GOAL OF THE EXERCISE: Pictures in the records should not be copied, but every other part must be repeated exactly.

EXTRACTED ENTRIES:
━━━━━━━━━━━━━━━━━━━━

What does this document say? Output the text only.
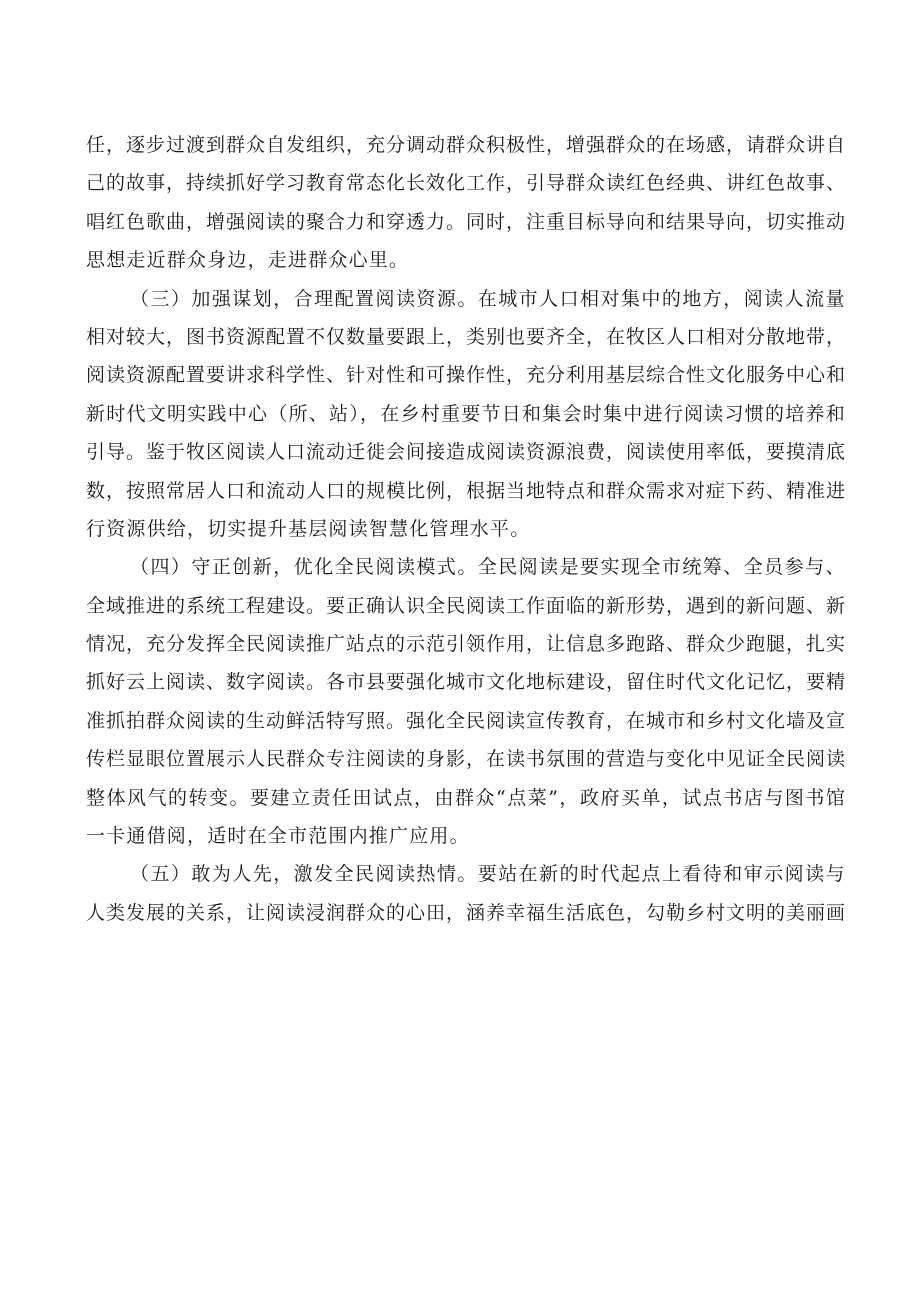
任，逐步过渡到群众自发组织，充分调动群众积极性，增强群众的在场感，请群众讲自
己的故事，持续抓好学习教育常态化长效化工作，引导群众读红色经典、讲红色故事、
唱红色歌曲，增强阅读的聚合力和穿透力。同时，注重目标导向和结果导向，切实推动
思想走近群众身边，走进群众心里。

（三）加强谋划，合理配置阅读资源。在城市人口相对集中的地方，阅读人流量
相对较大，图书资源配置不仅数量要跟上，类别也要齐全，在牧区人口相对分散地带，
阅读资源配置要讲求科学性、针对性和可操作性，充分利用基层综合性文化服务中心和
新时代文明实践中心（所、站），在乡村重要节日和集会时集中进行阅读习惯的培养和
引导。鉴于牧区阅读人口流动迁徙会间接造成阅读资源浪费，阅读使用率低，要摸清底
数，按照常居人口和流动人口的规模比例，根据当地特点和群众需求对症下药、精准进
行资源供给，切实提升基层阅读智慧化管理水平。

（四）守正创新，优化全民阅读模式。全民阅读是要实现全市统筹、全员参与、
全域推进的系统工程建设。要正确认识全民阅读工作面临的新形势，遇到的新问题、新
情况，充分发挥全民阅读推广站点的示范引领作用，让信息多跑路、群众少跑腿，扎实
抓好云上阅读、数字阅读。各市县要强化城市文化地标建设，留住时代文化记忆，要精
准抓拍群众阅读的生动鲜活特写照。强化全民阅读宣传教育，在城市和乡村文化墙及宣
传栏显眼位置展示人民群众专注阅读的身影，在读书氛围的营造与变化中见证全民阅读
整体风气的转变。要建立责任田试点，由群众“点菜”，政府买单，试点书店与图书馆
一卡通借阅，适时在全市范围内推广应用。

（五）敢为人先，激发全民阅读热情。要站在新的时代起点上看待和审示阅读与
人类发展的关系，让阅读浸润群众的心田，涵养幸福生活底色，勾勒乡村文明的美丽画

━━━━━━━━━━━━━━━━━━━━

FULL SOLUTION:
What does this document say? Output the text only.
任，逐步过渡到群众自发组织，充分调动群众积极性，增强群众的在场感，请群众讲自
己的故事，持续抓好学习教育常态化长效化工作，引导群众读红色经典、讲红色故事、
唱红色歌曲，增强阅读的聚合力和穿透力。同时，注重目标导向和结果导向，切实推动
思想走近群众身边，走进群众心里。

（三）加强谋划，合理配置阅读资源。在城市人口相对集中的地方，阅读人流量
相对较大，图书资源配置不仅数量要跟上，类别也要齐全，在牧区人口相对分散地带，
阅读资源配置要讲求科学性、针对性和可操作性，充分利用基层综合性文化服务中心和
新时代文明实践中心（所、站），在乡村重要节日和集会时集中进行阅读习惯的培养和
引导。鉴于牧区阅读人口流动迁徙会间接造成阅读资源浪费，阅读使用率低，要摸清底
数，按照常居人口和流动人口的规模比例，根据当地特点和群众需求对症下药、精准进
行资源供给，切实提升基层阅读智慧化管理水平。

（四）守正创新，优化全民阅读模式。全民阅读是要实现全市统筹、全员参与、
全域推进的系统工程建设。要正确认识全民阅读工作面临的新形势，遇到的新问题、新
情况，充分发挥全民阅读推广站点的示范引领作用，让信息多跑路、群众少跑腿，扎实
抓好云上阅读、数字阅读。各市县要强化城市文化地标建设，留住时代文化记忆，要精
准抓拍群众阅读的生动鲜活特写照。强化全民阅读宣传教育，在城市和乡村文化墙及宣
传栏显眼位置展示人民群众专注阅读的身影，在读书氛围的营造与变化中见证全民阅读
整体风气的转变。要建立责任田试点，由群众“点菜”，政府买单，试点书店与图书馆
一卡通借阅，适时在全市范围内推广应用。

（五）敢为人先，激发全民阅读热情。要站在新的时代起点上看待和审示阅读与
人类发展的关系，让阅读浸润群众的心田，涵养幸福生活底色，勾勒乡村文明的美丽画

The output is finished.